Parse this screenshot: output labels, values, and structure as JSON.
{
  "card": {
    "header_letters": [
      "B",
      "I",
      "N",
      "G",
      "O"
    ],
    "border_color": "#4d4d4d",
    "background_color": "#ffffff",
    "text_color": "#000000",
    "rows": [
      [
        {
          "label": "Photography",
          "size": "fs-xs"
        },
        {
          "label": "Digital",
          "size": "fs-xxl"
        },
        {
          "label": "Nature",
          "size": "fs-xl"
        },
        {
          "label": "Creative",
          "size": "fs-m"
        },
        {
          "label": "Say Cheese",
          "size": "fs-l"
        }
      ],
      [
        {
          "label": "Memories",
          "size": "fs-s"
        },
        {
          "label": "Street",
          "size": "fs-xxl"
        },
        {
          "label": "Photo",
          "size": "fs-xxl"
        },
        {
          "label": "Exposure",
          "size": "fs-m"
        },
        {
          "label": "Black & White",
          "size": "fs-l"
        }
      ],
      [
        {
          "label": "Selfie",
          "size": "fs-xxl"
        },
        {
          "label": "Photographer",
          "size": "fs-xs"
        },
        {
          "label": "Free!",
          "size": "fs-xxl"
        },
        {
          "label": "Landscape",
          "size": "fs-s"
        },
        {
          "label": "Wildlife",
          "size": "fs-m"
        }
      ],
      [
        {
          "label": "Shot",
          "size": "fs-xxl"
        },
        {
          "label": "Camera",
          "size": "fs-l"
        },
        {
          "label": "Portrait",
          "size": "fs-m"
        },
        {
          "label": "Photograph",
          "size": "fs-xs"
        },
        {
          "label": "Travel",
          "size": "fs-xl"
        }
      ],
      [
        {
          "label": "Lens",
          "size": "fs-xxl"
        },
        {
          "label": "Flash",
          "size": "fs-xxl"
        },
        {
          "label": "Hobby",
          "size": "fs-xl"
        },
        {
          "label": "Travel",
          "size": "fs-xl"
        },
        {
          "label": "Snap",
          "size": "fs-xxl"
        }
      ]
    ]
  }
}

+ + + + +

Written request: Emit the records above again, exactly, with no line skipped.

Output for this task:
Parse this screenshot: output labels, values, and structure as JSON.
{
  "card": {
    "header_letters": [
      "B",
      "I",
      "N",
      "G",
      "O"
    ],
    "border_color": "#4d4d4d",
    "background_color": "#ffffff",
    "text_color": "#000000",
    "rows": [
      [
        {
          "label": "Photography",
          "size": "fs-xs"
        },
        {
          "label": "Digital",
          "size": "fs-xxl"
        },
        {
          "label": "Nature",
          "size": "fs-xl"
        },
        {
          "label": "Creative",
          "size": "fs-m"
        },
        {
          "label": "Say Cheese",
          "size": "fs-l"
        }
      ],
      [
        {
          "label": "Memories",
          "size": "fs-s"
        },
        {
          "label": "Street",
          "size": "fs-xxl"
        },
        {
          "label": "Photo",
          "size": "fs-xxl"
        },
        {
          "label": "Exposure",
          "size": "fs-m"
        },
        {
          "label": "Black & White",
          "size": "fs-l"
        }
      ],
      [
        {
          "label": "Selfie",
          "size": "fs-xxl"
        },
        {
          "label": "Photographer",
          "size": "fs-xs"
        },
        {
          "label": "Free!",
          "size": "fs-xxl"
        },
        {
          "label": "Landscape",
          "size": "fs-s"
        },
        {
          "label": "Wildlife",
          "size": "fs-m"
        }
      ],
      [
        {
          "label": "Shot",
          "size": "fs-xxl"
        },
        {
          "label": "Camera",
          "size": "fs-l"
        },
        {
          "label": "Portrait",
          "size": "fs-m"
        },
        {
          "label": "Photograph",
          "size": "fs-xs"
        },
        {
          "label": "Travel",
          "size": "fs-xl"
        }
      ],
      [
        {
          "label": "Lens",
          "size": "fs-xxl"
        },
        {
          "label": "Flash",
          "size": "fs-xxl"
        },
        {
          "label": "Hobby",
          "size": "fs-xl"
        },
        {
          "label": "Travel",
          "size": "fs-xl"
        },
        {
          "label": "Snap",
          "size": "fs-xxl"
        }
      ]
    ]
  }
}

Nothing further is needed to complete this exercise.